**** Data in this exercise

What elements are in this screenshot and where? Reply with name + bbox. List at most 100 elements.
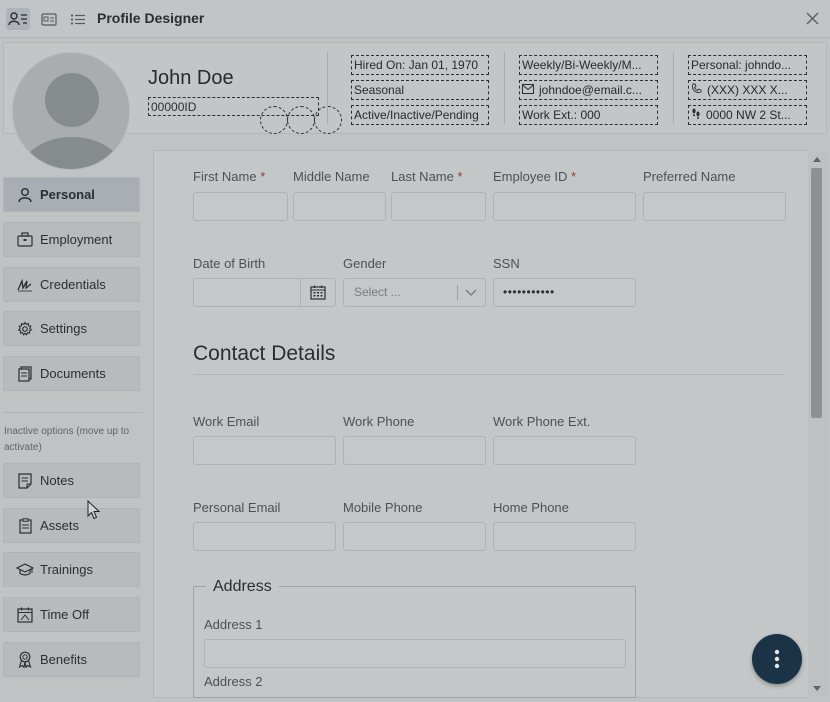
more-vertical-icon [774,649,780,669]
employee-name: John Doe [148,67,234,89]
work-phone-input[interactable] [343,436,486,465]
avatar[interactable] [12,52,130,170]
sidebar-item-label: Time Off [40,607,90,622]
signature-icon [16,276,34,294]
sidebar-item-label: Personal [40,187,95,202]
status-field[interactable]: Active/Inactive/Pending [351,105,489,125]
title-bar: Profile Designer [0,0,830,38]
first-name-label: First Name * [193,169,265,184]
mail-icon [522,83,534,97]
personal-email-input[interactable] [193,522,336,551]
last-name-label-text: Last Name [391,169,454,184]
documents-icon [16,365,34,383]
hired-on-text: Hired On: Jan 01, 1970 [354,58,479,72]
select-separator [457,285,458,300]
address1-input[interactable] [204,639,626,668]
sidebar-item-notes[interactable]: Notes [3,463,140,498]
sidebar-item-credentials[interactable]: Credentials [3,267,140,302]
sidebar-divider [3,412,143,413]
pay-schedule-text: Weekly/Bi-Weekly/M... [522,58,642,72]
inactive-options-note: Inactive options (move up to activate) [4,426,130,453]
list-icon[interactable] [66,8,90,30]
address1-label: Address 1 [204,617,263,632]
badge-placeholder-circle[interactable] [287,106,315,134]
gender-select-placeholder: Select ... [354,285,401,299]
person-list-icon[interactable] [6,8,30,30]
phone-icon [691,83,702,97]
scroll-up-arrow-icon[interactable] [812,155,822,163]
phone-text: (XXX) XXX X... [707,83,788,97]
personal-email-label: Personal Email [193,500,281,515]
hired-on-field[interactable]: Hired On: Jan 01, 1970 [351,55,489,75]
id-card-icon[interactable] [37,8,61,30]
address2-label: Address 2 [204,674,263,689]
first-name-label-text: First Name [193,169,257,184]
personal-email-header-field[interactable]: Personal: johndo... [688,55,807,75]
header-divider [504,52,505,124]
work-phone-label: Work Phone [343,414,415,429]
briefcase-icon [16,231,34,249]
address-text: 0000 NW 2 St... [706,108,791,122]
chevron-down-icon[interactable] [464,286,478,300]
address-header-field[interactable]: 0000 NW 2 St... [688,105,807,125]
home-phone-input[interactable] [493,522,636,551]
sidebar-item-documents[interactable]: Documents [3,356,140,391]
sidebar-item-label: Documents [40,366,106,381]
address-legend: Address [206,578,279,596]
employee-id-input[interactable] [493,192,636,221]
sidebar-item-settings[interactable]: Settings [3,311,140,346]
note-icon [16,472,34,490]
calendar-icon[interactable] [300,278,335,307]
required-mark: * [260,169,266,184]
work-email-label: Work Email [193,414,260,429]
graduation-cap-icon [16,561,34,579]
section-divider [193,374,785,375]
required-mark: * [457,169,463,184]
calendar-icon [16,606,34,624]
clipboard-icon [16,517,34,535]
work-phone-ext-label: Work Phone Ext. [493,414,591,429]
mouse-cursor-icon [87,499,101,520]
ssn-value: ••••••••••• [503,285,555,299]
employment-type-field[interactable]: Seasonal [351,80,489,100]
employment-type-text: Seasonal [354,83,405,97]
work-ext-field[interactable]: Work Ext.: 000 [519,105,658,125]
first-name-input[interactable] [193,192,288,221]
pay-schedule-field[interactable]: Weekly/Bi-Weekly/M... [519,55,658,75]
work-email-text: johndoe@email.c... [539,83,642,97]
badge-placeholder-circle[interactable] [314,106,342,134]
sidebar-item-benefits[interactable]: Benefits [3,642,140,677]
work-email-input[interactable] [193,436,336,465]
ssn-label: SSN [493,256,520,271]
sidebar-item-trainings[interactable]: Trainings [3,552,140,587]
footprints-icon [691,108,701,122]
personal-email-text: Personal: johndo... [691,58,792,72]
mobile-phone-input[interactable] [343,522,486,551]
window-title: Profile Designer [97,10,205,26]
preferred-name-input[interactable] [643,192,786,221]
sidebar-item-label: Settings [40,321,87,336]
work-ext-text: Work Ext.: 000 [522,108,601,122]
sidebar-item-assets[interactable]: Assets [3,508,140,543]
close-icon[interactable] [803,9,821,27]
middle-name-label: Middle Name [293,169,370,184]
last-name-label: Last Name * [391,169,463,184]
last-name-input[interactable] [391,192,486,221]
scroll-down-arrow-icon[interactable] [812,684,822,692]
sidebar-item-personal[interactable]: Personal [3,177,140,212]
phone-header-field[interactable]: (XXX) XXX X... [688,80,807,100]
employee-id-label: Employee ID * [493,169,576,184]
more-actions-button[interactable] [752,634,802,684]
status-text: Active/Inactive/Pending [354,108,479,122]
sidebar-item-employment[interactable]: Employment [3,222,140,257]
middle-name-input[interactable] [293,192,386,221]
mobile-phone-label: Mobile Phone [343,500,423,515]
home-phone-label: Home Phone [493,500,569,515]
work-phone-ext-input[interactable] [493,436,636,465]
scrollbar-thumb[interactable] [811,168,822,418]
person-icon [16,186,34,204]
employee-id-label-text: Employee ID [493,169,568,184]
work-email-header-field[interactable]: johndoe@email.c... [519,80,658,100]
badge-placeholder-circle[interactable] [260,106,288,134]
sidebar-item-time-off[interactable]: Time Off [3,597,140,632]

********

Retype the lines of the listing above without any changes, from the line with "more-vertical-icon [774,649,780,669]" to the line with "select-separator [457,285,458,300]", including both of those lines.

> [Full solution]
more-vertical-icon [774,649,780,669]
employee-name: John Doe [148,67,234,89]
work-phone-input[interactable] [343,436,486,465]
avatar[interactable] [12,52,130,170]
sidebar-item-label: Time Off [40,607,90,622]
signature-icon [16,276,34,294]
sidebar-item-label: Personal [40,187,95,202]
status-field[interactable]: Active/Inactive/Pending [351,105,489,125]
title-bar: Profile Designer [0,0,830,38]
first-name-label: First Name * [193,169,265,184]
mail-icon [522,83,534,97]
personal-email-input[interactable] [193,522,336,551]
last-name-label-text: Last Name [391,169,454,184]
documents-icon [16,365,34,383]
hired-on-text: Hired On: Jan 01, 1970 [354,58,479,72]
select-separator [457,285,458,300]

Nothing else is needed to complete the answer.